▶ [Your instructions]:
Each entry below must be repeated exactly, with pictures left out.

* Begin Data section *

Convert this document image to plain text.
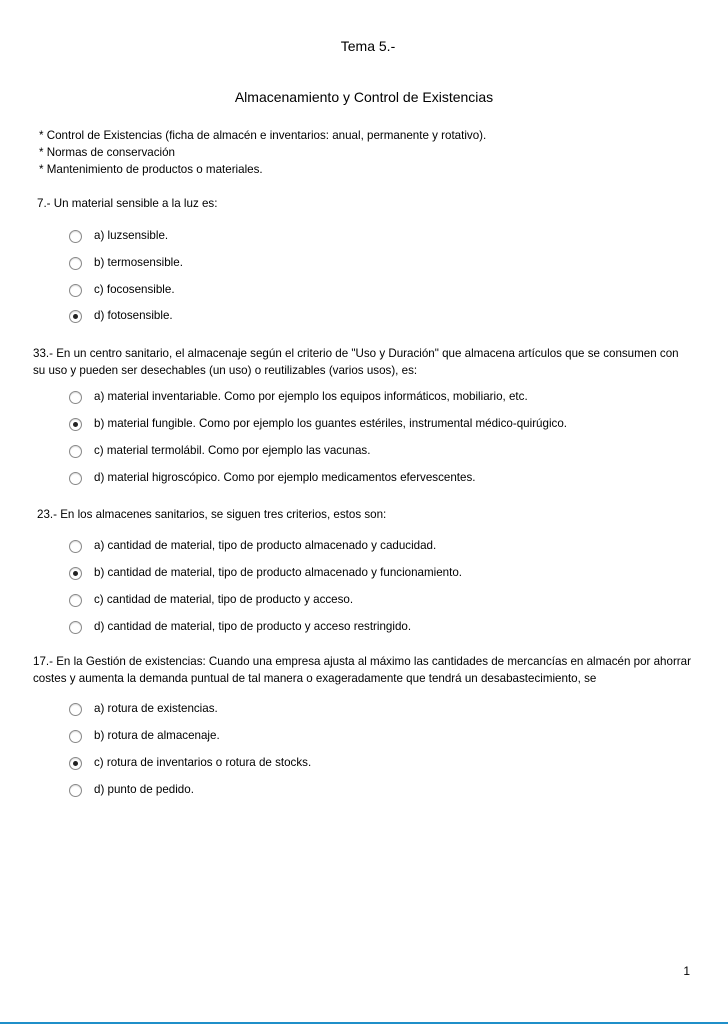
Tema 5.-
Almacenamiento y Control de Existencias
* Control de Existencias (ficha de almacén e inventarios: anual, permanente y rotativo).
* Normas de conservación
* Mantenimiento de productos o materiales.
7.- Un material sensible a la luz es:
a) luzsensible.
b) termosensible.
c) focosensible.
d) fotosensible.
33.- En un centro sanitario, el almacenaje según el criterio de "Uso y Duración" que almacena artículos que se consumen con su uso y pueden ser desechables (un uso) o reutilizables (varios usos), es:
a) material inventariable. Como por ejemplo los equipos informáticos, mobiliario, etc.
b) material fungible. Como por ejemplo los guantes estériles, instrumental médico-quirúgico.
c) material termolábil. Como por ejemplo las vacunas.
d) material higroscópico. Como por ejemplo medicamentos efervescentes.
23.- En los almacenes sanitarios, se siguen tres criterios, estos son:
a) cantidad de material, tipo de producto almacenado y caducidad.
b) cantidad de material, tipo de producto almacenado y funcionamiento.
c) cantidad de material, tipo de producto y acceso.
d) cantidad de material, tipo de producto y acceso restringido.
17.- En la Gestión de existencias: Cuando una empresa ajusta al máximo las cantidades de mercancías en almacén por ahorrar costes y aumenta la demanda puntual de tal manera o exageradamente que tendrá un desabastecimiento, se
a) rotura de existencias.
b) rotura de almacenaje.
c) rotura de inventarios o rotura de stocks.
d) punto de pedido.
1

* End Data section *

▶ [The output]:
Convert this document image to plain text.
Tema 5.-
Almacenamiento y Control de Existencias
* Control de Existencias (ficha de almacén e inventarios: anual, permanente y rotativo).
* Normas de conservación
* Mantenimiento de productos o materiales.
7.- Un material sensible a la luz es:
a) luzsensible.
b) termosensible.
c) focosensible.
d) fotosensible.
33.- En un centro sanitario, el almacenaje según el criterio de "Uso y Duración" que almacena artículos que se consumen con su uso y pueden ser desechables (un uso) o reutilizables (varios usos), es:
a) material inventariable. Como por ejemplo los equipos informáticos, mobiliario, etc.
b) material fungible. Como por ejemplo los guantes estériles, instrumental médico-quirúgico.
c) material termolábil. Como por ejemplo las vacunas.
d) material higroscópico. Como por ejemplo medicamentos efervescentes.
23.- En los almacenes sanitarios, se siguen tres criterios, estos son:
a) cantidad de material, tipo de producto almacenado y caducidad.
b) cantidad de material, tipo de producto almacenado y funcionamiento.
c) cantidad de material, tipo de producto y acceso.
d) cantidad de material, tipo de producto y acceso restringido.
17.- En la Gestión de existencias: Cuando una empresa ajusta al máximo las cantidades de mercancías en almacén por ahorrar costes y aumenta la demanda puntual de tal manera o exageradamente que tendrá un desabastecimiento, se
a) rotura de existencias.
b) rotura de almacenaje.
c) rotura de inventarios o rotura de stocks.
d) punto de pedido.
1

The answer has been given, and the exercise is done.